** Your instructions **
Below is a block of records; return all of them exactly, but without the images.

▼

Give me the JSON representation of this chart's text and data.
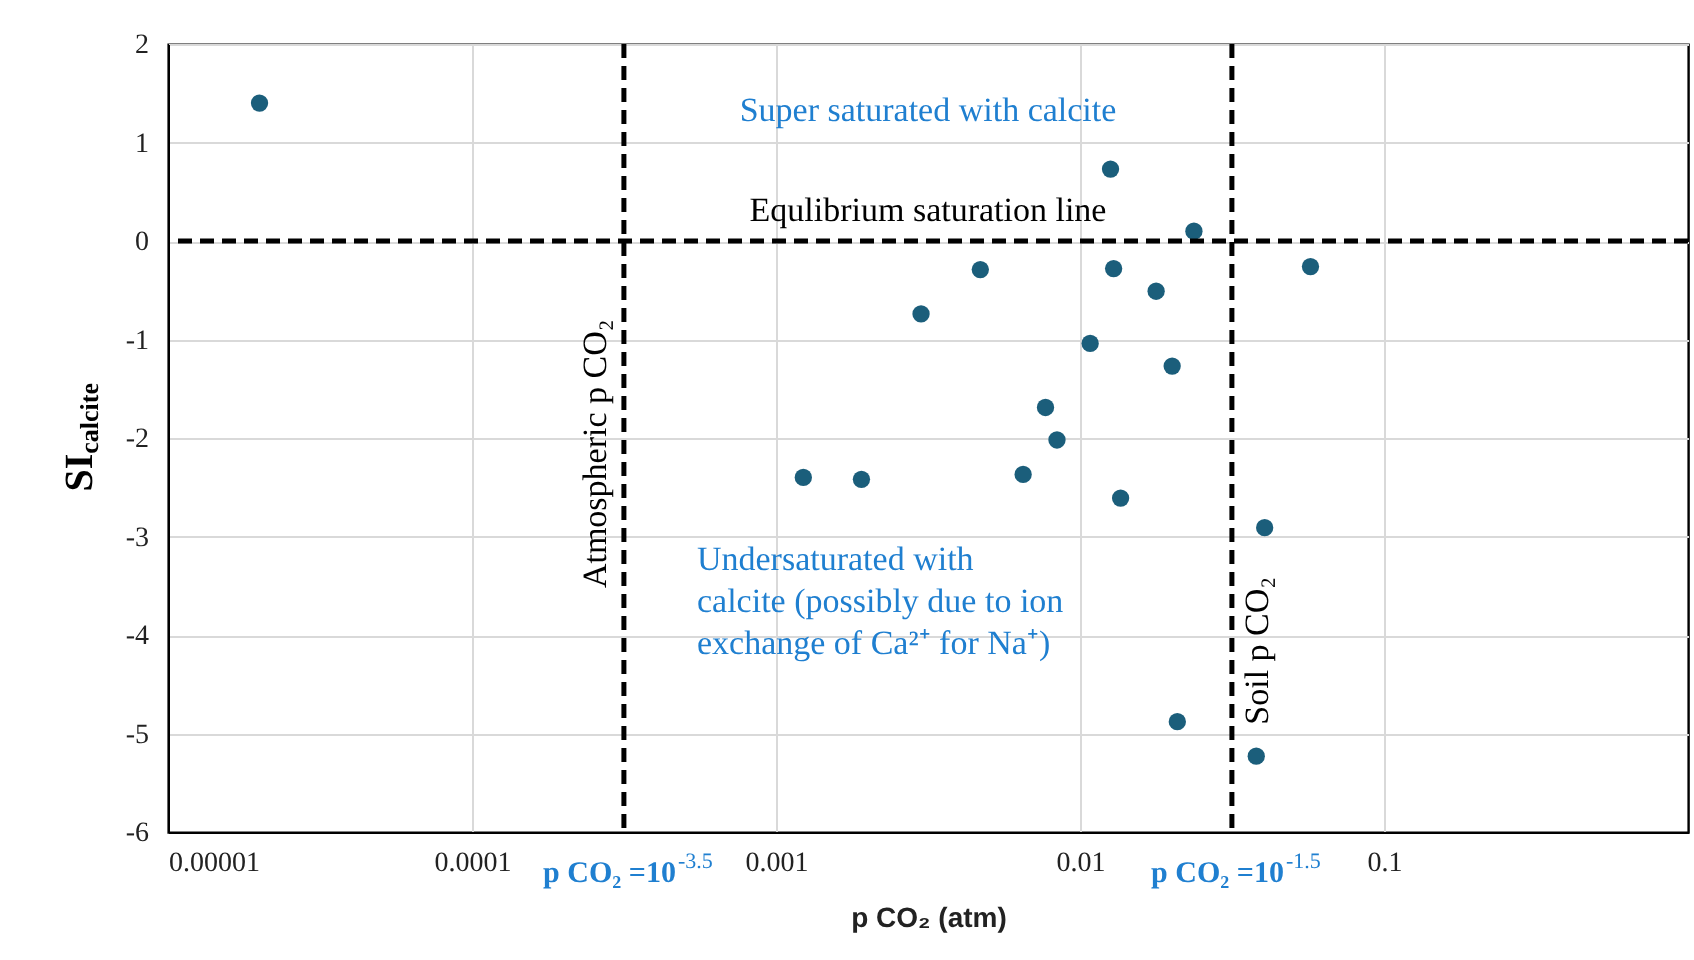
{
  "chart_data": {
    "type": "scatter",
    "xlabel": "p CO₂ (atm)",
    "ylabel": "SI$_{calcite}$",
    "x": [
      2e-05,
      0.00123,
      0.00191,
      0.003,
      0.0047,
      0.0126,
      0.0237,
      0.0129,
      0.0178,
      0.0573,
      0.0108,
      0.0201,
      0.0077,
      0.0084,
      0.0065,
      0.0136,
      0.0405,
      0.0209,
      0.038
    ],
    "series": [
      {
        "color": "#1b5e7b",
        "values": [
          1.4,
          -2.4,
          -2.42,
          -0.74,
          -0.29,
          0.73,
          0.1,
          -0.28,
          -0.51,
          -0.26,
          -1.04,
          -1.27,
          -1.69,
          -2.02,
          -2.37,
          -2.61,
          -2.91,
          -4.88,
          -5.23
        ]
      }
    ],
    "log": "x",
    "xlim": [
      1e-05,
      1
    ],
    "xticks": [
      {
        "value": 1e-05,
        "label": "0.00001"
      },
      0.0001,
      0.001,
      0.01,
      0.1
    ],
    "ylim": [
      -6,
      2
    ],
    "yticks": [
      -6,
      -5,
      -4,
      -3,
      -2,
      -1,
      0,
      1,
      2
    ],
    "grid": true,
    "marker": "circle",
    "ref_lines": [
      {
        "axis": "y",
        "value": 0,
        "label": "Equlibrium saturation line",
        "line_style": "dashed"
      },
      {
        "axis": "x",
        "value": 0.000316,
        "label": "Atmospheric p CO₂",
        "line_style": "dashed"
      },
      {
        "axis": "x",
        "value": 0.0316,
        "label": "Soil p CO₂",
        "line_style": "dashed"
      }
    ],
    "annotations": [
      "Super saturated with calcite",
      "Undersaturated with\ncalcite (possibly due to ion\nexchange of Ca²⁺ for Na⁺)",
      "p CO₂ =10$^{-3.5}$",
      "p CO₂ =10$^{-1.5}$"
    ]
  }
}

▲

** Completed exercise **
Give me the JSON representation of this chart's text and data.
{
  "chart_data": {
    "type": "scatter",
    "xlabel": "p CO₂ (atm)",
    "ylabel": "SI$_{calcite}$",
    "x": [
      2e-05,
      0.00123,
      0.00191,
      0.003,
      0.0047,
      0.0126,
      0.0237,
      0.0129,
      0.0178,
      0.0573,
      0.0108,
      0.0201,
      0.0077,
      0.0084,
      0.0065,
      0.0136,
      0.0405,
      0.0209,
      0.038
    ],
    "series": [
      {
        "color": "#1b5e7b",
        "values": [
          1.4,
          -2.4,
          -2.42,
          -0.74,
          -0.29,
          0.73,
          0.1,
          -0.28,
          -0.51,
          -0.26,
          -1.04,
          -1.27,
          -1.69,
          -2.02,
          -2.37,
          -2.61,
          -2.91,
          -4.88,
          -5.23
        ]
      }
    ],
    "log": "x",
    "xlim": [
      1e-05,
      1
    ],
    "xticks": [
      {
        "value": 1e-05,
        "label": "0.00001"
      },
      0.0001,
      0.001,
      0.01,
      0.1
    ],
    "ylim": [
      -6,
      2
    ],
    "yticks": [
      -6,
      -5,
      -4,
      -3,
      -2,
      -1,
      0,
      1,
      2
    ],
    "grid": true,
    "marker": "circle",
    "ref_lines": [
      {
        "axis": "y",
        "value": 0,
        "label": "Equlibrium saturation line",
        "line_style": "dashed"
      },
      {
        "axis": "x",
        "value": 0.000316,
        "label": "Atmospheric p CO₂",
        "line_style": "dashed"
      },
      {
        "axis": "x",
        "value": 0.0316,
        "label": "Soil p CO₂",
        "line_style": "dashed"
      }
    ],
    "annotations": [
      "Super saturated with calcite",
      "Undersaturated with\ncalcite (possibly due to ion\nexchange of Ca²⁺ for Na⁺)",
      "p CO₂ =10$^{-3.5}$",
      "p CO₂ =10$^{-1.5}$"
    ]
  }
}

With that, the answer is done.